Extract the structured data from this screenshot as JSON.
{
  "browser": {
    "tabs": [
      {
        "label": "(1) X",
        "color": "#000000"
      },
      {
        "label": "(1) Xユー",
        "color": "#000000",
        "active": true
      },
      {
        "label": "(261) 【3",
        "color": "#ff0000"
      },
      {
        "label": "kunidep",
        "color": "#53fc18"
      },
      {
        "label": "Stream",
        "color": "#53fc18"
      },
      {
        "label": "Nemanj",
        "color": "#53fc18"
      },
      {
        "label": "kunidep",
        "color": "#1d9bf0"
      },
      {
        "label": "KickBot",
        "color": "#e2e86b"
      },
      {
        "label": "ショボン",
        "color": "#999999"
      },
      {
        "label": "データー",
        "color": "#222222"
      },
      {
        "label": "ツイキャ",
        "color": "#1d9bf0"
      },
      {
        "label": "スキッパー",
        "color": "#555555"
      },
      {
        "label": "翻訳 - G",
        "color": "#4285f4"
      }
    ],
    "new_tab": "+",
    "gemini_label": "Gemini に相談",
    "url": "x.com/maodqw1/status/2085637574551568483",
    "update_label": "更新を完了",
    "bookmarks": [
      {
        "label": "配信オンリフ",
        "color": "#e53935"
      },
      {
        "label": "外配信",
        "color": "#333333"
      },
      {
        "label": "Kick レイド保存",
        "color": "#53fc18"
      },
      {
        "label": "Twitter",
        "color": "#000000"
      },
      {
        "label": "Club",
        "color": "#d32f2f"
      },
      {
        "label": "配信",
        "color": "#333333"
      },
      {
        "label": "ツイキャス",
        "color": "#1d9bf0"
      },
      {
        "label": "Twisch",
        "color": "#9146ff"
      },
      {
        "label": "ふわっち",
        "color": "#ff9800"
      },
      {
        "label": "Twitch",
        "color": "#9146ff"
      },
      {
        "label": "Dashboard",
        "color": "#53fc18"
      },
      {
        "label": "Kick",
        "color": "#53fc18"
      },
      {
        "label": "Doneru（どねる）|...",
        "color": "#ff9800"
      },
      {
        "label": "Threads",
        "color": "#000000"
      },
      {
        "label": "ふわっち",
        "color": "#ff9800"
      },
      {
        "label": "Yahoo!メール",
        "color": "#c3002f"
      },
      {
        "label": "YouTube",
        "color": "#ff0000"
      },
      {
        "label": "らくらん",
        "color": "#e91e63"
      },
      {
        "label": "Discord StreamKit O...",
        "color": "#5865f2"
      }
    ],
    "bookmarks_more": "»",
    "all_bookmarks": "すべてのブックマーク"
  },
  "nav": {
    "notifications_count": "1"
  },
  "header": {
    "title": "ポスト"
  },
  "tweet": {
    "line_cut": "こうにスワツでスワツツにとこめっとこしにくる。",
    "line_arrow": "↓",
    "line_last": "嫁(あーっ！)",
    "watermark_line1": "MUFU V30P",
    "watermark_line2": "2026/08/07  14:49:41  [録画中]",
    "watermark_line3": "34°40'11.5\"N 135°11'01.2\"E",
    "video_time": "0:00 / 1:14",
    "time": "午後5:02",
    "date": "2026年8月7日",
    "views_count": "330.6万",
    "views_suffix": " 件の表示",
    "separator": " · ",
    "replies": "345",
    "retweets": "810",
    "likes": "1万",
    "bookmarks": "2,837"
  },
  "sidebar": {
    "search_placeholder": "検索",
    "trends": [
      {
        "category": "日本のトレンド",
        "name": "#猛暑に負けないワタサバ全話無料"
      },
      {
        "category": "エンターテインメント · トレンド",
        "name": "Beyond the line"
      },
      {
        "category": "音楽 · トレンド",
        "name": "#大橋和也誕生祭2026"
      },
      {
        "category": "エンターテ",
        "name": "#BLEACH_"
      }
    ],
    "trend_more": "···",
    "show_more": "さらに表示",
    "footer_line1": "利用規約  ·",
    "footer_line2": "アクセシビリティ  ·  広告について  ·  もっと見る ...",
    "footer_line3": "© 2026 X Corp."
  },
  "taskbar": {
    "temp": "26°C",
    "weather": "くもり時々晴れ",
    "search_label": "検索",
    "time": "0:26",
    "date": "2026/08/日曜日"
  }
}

- **Instruction**:
Each entry above is to be printed again exactly.

- **Task output**:
Extract the structured data from this screenshot as JSON.
{
  "browser": {
    "tabs": [
      {
        "label": "(1) X",
        "color": "#000000"
      },
      {
        "label": "(1) Xユー",
        "color": "#000000",
        "active": true
      },
      {
        "label": "(261) 【3",
        "color": "#ff0000"
      },
      {
        "label": "kunidep",
        "color": "#53fc18"
      },
      {
        "label": "Stream",
        "color": "#53fc18"
      },
      {
        "label": "Nemanj",
        "color": "#53fc18"
      },
      {
        "label": "kunidep",
        "color": "#1d9bf0"
      },
      {
        "label": "KickBot",
        "color": "#e2e86b"
      },
      {
        "label": "ショボン",
        "color": "#999999"
      },
      {
        "label": "データー",
        "color": "#222222"
      },
      {
        "label": "ツイキャ",
        "color": "#1d9bf0"
      },
      {
        "label": "スキッパー",
        "color": "#555555"
      },
      {
        "label": "翻訳 - G",
        "color": "#4285f4"
      }
    ],
    "new_tab": "+",
    "gemini_label": "Gemini に相談",
    "url": "x.com/maodqw1/status/2085637574551568483",
    "update_label": "更新を完了",
    "bookmarks": [
      {
        "label": "配信オンリフ",
        "color": "#e53935"
      },
      {
        "label": "外配信",
        "color": "#333333"
      },
      {
        "label": "Kick レイド保存",
        "color": "#53fc18"
      },
      {
        "label": "Twitter",
        "color": "#000000"
      },
      {
        "label": "Club",
        "color": "#d32f2f"
      },
      {
        "label": "配信",
        "color": "#333333"
      },
      {
        "label": "ツイキャス",
        "color": "#1d9bf0"
      },
      {
        "label": "Twisch",
        "color": "#9146ff"
      },
      {
        "label": "ふわっち",
        "color": "#ff9800"
      },
      {
        "label": "Twitch",
        "color": "#9146ff"
      },
      {
        "label": "Dashboard",
        "color": "#53fc18"
      },
      {
        "label": "Kick",
        "color": "#53fc18"
      },
      {
        "label": "Doneru（どねる）|...",
        "color": "#ff9800"
      },
      {
        "label": "Threads",
        "color": "#000000"
      },
      {
        "label": "ふわっち",
        "color": "#ff9800"
      },
      {
        "label": "Yahoo!メール",
        "color": "#c3002f"
      },
      {
        "label": "YouTube",
        "color": "#ff0000"
      },
      {
        "label": "らくらん",
        "color": "#e91e63"
      },
      {
        "label": "Discord StreamKit O...",
        "color": "#5865f2"
      }
    ],
    "bookmarks_more": "»",
    "all_bookmarks": "すべてのブックマーク"
  },
  "nav": {
    "notifications_count": "1"
  },
  "header": {
    "title": "ポスト"
  },
  "tweet": {
    "line_cut": "こうにスワツでスワツツにとこめっとこしにくる。",
    "line_arrow": "↓",
    "line_last": "嫁(あーっ！)",
    "watermark_line1": "MUFU V30P",
    "watermark_line2": "2026/08/07  14:49:41  [録画中]",
    "watermark_line3": "34°40'11.5\"N 135°11'01.2\"E",
    "video_time": "0:00 / 1:14",
    "time": "午後5:02",
    "date": "2026年8月7日",
    "views_count": "330.6万",
    "views_suffix": " 件の表示",
    "separator": " · ",
    "replies": "345",
    "retweets": "810",
    "likes": "1万",
    "bookmarks": "2,837"
  },
  "sidebar": {
    "search_placeholder": "検索",
    "trends": [
      {
        "category": "日本のトレンド",
        "name": "#猛暑に負けないワタサバ全話無料"
      },
      {
        "category": "エンターテインメント · トレンド",
        "name": "Beyond the line"
      },
      {
        "category": "音楽 · トレンド",
        "name": "#大橋和也誕生祭2026"
      },
      {
        "category": "エンターテ",
        "name": "#BLEACH_"
      }
    ],
    "trend_more": "···",
    "show_more": "さらに表示",
    "footer_line1": "利用規約  ·",
    "footer_line2": "アクセシビリティ  ·  広告について  ·  もっと見る ...",
    "footer_line3": "© 2026 X Corp."
  },
  "taskbar": {
    "temp": "26°C",
    "weather": "くもり時々晴れ",
    "search_label": "検索",
    "time": "0:26",
    "date": "2026/08/日曜日"
  }
}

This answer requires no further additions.